◆ PEDIDO DE TRABAJO A
Copia tal cual, de la nota sobre el Plan Gas, todo lo que va desde "El yacimiento en" hasta "aportar ese conocimiento.".
◆ PEDIDO DE TRABAJO B
Sigue escribiendo la nota sobre el Plan Gas a partir de su última oración.

◆ TEXTO DE LECTURA
---

El programa de incentivos a la producción contempla promover inversiones por u$s 5000 millones hasta 2023 y sustitución de importaciones que generará un ahoro de divisas de u$s 5600 millones.

«Hemos vivido cuatro años muy difíciles en Argentina, en los que hubo que pagar aumentos siderales de tarifas y mientras eso sucedía, la producción declinaba: algo no anduvo bien, vamos a corregir las cosas y darle a la Argentina el gas que necesitan los argentinos para vivir y las industrias para producir». Fue la definición que eligió el presidente de la Nación, Alberto Fernández, para presentar el Plan Gas, un programa que promete incentivar la inversión y la producción, en un sector que quedó prácticamente paralizado en los últimos años, atrapado en medio de políticas contradictorias, muchas veces incentivadas a partir de intereses específicos de empresas que participaban del propio gobierno de Mauricio Macri en puestos claves.

El yacimiento en el que ayer Alberto Fernández hizo la presentación, acompañado de funcionarios provinciales, del gobierno nacional y de autoridades de YPF, Loma Campana, fue uno de los primeros que se desarrolló sobre la formación Vaca Muerta, un reservorio con altísimo potencial de producción pero a través de métodos no convencionales de extracción de gas y petróleo. Esta última condición es lo que obligó a buscar la asociación con el capital privado extranjero que pudiera aportar ese conocimiento.

Tras ser renacionalizada en 2012, YPF lideró el proceso de desarrollo de las inversiones en Vaca Muerta, que comenzaron a reflejarse en resultados ya en el segundo año tras la recuperación. Pero ese proceso se detuvo durante la gestión de Juan José Aranguren (ministro de Energía) y Mauricio Macri, a partir de 2016.

Fernández recordó en el acto en Añelo, Neuquén, ese derrotero de YPF durante el macrismo. «Es muy triste ver cómo la curva de crecimiento se sostuvo hasta 2015 y después comenzó a descender, ver cómo la empresa se endeudó y cómo la dejaron en una situación muy compleja, que nosotros vamos a revertir».

El objetivo del Plan Gas es que Argentina vuelva a autoabastecerse de ese insumo energético y cuente con excedentes exportables. El programa aspira a estimular las inversiones por u$s 5000 millones en un esquema que se extenderá hasta el año 2023 inclusive. Además, se plantea sustituir importaciones en el período por 18.000 millones de m3 de gas, que el país debe adquirir en la forma de gas licuado (GNL). Ello supondría un ahorro de divisas, según se estimó, de 5600 millones de dólares.

---

◆ DATOS ENTREGADOS

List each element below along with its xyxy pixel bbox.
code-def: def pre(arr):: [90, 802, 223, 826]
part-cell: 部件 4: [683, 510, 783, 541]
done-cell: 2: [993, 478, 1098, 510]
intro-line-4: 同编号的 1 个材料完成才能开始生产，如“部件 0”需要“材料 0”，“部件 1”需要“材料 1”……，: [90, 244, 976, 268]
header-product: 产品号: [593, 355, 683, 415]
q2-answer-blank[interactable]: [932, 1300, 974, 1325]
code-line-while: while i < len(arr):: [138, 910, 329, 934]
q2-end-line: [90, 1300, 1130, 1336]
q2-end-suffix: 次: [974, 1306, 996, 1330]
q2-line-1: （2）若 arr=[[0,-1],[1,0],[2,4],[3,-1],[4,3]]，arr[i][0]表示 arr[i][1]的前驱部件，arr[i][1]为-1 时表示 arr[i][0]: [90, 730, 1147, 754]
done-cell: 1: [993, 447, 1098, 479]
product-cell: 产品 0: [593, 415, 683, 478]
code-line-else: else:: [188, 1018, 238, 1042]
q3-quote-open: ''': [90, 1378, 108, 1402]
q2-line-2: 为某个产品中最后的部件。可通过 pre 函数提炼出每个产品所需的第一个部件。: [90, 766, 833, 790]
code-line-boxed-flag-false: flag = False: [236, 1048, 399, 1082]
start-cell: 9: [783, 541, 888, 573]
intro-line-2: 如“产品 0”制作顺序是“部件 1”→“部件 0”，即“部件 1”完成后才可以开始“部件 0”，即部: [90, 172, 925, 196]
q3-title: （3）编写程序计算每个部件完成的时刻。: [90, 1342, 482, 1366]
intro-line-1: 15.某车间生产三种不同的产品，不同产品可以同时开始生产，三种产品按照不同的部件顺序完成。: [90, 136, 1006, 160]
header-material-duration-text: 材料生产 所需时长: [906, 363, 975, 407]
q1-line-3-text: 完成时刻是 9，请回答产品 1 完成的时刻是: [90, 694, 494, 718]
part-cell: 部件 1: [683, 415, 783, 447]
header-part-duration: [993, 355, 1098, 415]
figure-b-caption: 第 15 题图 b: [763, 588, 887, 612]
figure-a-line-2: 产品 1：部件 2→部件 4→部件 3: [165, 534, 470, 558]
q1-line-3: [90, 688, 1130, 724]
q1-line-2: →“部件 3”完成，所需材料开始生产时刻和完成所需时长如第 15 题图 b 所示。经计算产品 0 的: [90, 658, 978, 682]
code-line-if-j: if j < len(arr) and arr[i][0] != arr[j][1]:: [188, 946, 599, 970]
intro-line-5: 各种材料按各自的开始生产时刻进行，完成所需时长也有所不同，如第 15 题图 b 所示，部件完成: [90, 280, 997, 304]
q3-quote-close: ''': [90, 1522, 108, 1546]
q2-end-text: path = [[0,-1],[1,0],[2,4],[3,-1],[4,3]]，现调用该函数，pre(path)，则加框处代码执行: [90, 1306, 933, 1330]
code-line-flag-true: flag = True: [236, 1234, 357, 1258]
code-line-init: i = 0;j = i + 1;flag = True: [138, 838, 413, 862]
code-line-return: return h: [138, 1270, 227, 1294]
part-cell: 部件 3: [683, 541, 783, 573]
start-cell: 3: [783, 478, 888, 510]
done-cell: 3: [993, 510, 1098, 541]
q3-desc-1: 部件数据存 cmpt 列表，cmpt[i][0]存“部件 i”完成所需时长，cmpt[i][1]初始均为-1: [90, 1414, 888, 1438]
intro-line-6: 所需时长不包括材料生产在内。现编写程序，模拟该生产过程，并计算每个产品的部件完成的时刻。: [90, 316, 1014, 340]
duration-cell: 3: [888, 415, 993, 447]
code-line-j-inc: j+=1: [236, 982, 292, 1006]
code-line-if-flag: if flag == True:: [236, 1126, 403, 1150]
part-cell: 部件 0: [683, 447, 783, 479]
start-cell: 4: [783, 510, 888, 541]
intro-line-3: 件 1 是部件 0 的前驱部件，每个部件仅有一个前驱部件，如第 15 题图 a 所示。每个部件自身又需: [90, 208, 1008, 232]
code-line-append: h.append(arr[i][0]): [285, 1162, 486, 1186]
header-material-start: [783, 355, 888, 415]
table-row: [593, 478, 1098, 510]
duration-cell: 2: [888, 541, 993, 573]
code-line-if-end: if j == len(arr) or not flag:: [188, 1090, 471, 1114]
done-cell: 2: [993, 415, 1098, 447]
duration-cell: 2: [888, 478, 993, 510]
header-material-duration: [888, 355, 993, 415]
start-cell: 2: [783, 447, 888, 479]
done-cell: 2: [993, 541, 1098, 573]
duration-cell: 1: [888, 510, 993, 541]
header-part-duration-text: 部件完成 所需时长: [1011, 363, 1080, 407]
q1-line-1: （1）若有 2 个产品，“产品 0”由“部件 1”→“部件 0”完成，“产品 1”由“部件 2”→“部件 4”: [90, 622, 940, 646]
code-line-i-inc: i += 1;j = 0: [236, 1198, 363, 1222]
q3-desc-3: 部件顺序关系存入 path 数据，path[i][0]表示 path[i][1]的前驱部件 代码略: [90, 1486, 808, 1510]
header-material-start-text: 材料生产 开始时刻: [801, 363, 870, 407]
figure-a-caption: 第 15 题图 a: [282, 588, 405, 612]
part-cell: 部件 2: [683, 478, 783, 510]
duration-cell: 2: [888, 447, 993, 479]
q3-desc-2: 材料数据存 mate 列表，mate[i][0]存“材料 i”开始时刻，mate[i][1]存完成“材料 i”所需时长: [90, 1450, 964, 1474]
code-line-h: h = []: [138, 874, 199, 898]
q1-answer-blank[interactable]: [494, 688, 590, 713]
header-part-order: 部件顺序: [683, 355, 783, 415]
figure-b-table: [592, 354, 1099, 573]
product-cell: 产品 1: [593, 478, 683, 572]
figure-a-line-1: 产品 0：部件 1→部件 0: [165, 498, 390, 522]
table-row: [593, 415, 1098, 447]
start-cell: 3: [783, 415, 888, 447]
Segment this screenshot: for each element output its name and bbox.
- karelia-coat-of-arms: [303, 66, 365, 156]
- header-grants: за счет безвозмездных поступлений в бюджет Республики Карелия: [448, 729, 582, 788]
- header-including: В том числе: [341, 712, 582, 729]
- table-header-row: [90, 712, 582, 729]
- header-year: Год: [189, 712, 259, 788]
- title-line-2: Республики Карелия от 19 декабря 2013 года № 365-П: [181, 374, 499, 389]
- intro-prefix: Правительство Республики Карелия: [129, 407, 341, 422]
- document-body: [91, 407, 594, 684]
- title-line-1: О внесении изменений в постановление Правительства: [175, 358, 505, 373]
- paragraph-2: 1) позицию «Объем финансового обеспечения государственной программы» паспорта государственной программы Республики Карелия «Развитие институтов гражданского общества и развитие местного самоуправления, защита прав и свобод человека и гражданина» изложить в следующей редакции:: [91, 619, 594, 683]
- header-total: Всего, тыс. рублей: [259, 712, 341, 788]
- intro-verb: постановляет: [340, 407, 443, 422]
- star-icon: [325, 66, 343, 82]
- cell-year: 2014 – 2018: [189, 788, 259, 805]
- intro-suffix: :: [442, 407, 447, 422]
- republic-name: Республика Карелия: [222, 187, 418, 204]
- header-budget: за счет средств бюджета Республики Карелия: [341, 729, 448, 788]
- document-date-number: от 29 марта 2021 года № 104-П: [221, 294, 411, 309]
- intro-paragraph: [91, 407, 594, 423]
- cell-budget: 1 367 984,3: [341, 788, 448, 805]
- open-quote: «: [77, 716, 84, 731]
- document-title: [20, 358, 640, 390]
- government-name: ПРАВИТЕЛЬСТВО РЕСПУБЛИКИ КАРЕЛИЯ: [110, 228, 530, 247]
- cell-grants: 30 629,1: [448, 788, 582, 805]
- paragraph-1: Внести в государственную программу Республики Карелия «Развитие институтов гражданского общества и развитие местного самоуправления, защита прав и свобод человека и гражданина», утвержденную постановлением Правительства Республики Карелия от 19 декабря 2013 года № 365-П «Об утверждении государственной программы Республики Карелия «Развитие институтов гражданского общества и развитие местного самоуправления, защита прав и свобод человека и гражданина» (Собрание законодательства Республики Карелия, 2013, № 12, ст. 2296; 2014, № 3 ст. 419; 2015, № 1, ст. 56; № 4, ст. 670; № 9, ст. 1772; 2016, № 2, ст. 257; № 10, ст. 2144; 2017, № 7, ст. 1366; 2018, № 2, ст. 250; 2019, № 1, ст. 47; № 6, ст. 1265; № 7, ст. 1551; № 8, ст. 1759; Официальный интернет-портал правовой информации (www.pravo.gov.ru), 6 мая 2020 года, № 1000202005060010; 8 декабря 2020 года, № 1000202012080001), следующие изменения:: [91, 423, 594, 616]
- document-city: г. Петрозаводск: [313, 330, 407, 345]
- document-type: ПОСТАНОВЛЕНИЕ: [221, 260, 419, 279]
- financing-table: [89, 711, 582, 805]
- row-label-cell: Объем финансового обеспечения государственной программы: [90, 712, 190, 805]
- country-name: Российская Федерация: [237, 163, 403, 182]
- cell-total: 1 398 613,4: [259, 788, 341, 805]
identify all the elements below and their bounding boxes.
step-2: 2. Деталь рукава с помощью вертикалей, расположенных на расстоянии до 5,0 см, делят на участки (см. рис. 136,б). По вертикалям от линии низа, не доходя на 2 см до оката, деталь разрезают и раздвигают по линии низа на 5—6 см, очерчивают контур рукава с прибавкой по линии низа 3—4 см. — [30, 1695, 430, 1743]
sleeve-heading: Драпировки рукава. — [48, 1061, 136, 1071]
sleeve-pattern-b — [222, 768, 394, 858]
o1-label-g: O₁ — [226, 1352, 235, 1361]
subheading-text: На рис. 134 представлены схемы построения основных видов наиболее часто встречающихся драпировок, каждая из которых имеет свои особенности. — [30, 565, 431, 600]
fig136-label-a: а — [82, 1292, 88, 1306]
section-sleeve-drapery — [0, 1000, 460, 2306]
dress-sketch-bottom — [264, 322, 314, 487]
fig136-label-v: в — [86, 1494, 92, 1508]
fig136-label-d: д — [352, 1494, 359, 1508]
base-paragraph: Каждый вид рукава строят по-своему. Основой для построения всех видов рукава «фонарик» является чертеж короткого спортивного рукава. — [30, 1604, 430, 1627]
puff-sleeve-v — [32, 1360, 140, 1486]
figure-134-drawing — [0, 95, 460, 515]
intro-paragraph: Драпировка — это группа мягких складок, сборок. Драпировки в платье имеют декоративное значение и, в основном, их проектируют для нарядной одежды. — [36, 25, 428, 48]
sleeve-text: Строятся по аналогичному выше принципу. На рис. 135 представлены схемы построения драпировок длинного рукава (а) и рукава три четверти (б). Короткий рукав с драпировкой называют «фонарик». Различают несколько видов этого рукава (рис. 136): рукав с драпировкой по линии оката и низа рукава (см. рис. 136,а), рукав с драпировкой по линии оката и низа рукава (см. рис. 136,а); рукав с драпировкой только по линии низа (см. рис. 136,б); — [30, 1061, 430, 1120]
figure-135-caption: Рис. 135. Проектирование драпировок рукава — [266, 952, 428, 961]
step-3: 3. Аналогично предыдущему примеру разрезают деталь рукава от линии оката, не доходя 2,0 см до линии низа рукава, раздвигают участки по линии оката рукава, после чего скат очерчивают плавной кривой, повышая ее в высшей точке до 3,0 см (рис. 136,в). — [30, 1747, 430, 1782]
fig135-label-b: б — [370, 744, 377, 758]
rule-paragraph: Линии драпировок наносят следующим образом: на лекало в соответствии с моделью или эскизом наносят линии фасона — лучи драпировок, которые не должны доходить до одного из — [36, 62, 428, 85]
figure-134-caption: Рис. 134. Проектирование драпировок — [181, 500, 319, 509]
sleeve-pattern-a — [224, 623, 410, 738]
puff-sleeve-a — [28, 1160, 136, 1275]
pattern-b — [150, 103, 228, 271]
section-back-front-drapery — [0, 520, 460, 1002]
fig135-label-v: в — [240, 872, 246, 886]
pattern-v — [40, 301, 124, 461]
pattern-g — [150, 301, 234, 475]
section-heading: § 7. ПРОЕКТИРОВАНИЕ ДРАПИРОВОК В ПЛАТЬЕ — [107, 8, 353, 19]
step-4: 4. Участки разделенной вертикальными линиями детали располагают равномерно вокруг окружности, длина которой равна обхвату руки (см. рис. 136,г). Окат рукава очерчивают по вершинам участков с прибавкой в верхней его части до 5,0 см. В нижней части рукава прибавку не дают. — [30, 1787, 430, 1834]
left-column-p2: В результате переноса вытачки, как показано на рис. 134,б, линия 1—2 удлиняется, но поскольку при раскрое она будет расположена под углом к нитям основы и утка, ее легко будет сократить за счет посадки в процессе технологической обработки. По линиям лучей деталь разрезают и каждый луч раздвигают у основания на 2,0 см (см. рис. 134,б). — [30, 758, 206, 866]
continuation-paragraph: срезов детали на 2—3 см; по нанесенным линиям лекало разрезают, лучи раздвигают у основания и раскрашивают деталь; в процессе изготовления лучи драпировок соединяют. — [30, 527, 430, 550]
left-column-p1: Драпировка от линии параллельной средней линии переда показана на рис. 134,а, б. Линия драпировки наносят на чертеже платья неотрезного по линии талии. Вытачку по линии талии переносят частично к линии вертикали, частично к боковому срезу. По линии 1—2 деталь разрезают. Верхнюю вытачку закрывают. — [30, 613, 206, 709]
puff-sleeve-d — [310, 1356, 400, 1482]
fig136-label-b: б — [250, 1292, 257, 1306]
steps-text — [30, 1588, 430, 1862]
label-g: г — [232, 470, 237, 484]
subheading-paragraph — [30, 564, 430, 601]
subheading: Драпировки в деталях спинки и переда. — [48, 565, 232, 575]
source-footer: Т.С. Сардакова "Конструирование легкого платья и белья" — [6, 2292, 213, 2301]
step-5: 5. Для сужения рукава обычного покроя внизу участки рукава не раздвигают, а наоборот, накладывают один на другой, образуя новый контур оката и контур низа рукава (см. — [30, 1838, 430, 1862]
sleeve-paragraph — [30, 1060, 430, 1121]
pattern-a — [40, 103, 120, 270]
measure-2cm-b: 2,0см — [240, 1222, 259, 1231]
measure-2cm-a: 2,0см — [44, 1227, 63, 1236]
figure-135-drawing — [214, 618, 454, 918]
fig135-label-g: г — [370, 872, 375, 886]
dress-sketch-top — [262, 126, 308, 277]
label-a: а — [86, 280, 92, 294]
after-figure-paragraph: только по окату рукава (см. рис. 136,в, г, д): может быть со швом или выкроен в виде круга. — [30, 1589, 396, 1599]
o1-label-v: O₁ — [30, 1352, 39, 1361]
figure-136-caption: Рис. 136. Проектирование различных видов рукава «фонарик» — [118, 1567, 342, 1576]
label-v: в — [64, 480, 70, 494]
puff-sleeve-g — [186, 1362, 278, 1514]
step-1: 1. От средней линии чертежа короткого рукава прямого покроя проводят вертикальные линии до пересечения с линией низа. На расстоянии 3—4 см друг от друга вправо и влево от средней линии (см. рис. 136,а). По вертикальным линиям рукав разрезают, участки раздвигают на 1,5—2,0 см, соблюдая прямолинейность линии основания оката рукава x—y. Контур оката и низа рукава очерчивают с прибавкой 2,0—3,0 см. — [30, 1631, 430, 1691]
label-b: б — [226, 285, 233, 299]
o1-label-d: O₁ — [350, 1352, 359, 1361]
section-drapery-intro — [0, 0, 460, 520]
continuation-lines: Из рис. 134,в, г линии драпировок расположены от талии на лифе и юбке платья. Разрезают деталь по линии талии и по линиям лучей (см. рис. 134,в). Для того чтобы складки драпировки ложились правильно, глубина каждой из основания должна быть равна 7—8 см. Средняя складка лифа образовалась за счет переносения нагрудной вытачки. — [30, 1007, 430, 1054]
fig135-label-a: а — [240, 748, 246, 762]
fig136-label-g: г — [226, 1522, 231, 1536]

---

◆ RESPUESTA DEL EJERCICIO A
El yacimiento en el que ayer Alberto Fernández hizo la presentación, acompañado de funcionarios provinciales, del gobierno nacional y de autoridades de YPF, Loma Campana, fue uno de los primeros que se desarrolló sobre la formación Vaca Muerta, un reservorio con altísimo potencial de producción pero a través de métodos no convencionales de extracción de gas y petróleo. Esta última condición es lo que obligó a buscar la asociación con el capital privado extranjero que pudiera aportar ese conocimiento.

◆ RESPUESTA DEL EJERCICIO B
El presidente de la Nación destacó que el Plan Gas no estará circunscripto al yacimiento Vaca Muerta, sino que se contemplará una participación equitativa de todas las regiones productoras, considerando también la producción off-shore. Ello se lograría estableciendo volúmenes máximos por cuenca en el abastecimiento al mercado interno. El esquema de contratación del macrismo, despreciando el impacto regional, permitía que las áreas más rentables concentraran la inversión y la provisión del gas. Eso provocó el abandono de diversas áreas productoras que no podían equiparar el atractivo de Vaca Muerta.

El nuevo esquema para la actividad contemplaría un mecanismo de precios distinto al implementado durante el Gobierno de Cambiemos, que le impuso precios prohibitivos a las tarifas y terminó estallando tras las sucesivas devaluaciones que se dispararon desde el primer semestre de 2018 en adelante. Ahora se impondrá un precio tope de 3,70 dólares por millón de BTU (unidad para medir el potencial calórico del gas entregado), y por debajo del mismo, un mecanismo de subastas para que cada productor cotice ofreciendo a precios inferiores para abastecer la demanda, compuesta por distribuidoras y Cammesa (órgano mixto de administración del mercado mayorista de gas).

«Tuvimos que tomar la decisión de congelar las tarifas», explicó Alberto Fernández delante de los productores, e inmediatamente aseguró que el nuevo esquema permitirá «armonizar» la situación entre el precio necesario para atraer inversiones con la tarifa que puede afrontar el usuario residencial, el comercio y la industria.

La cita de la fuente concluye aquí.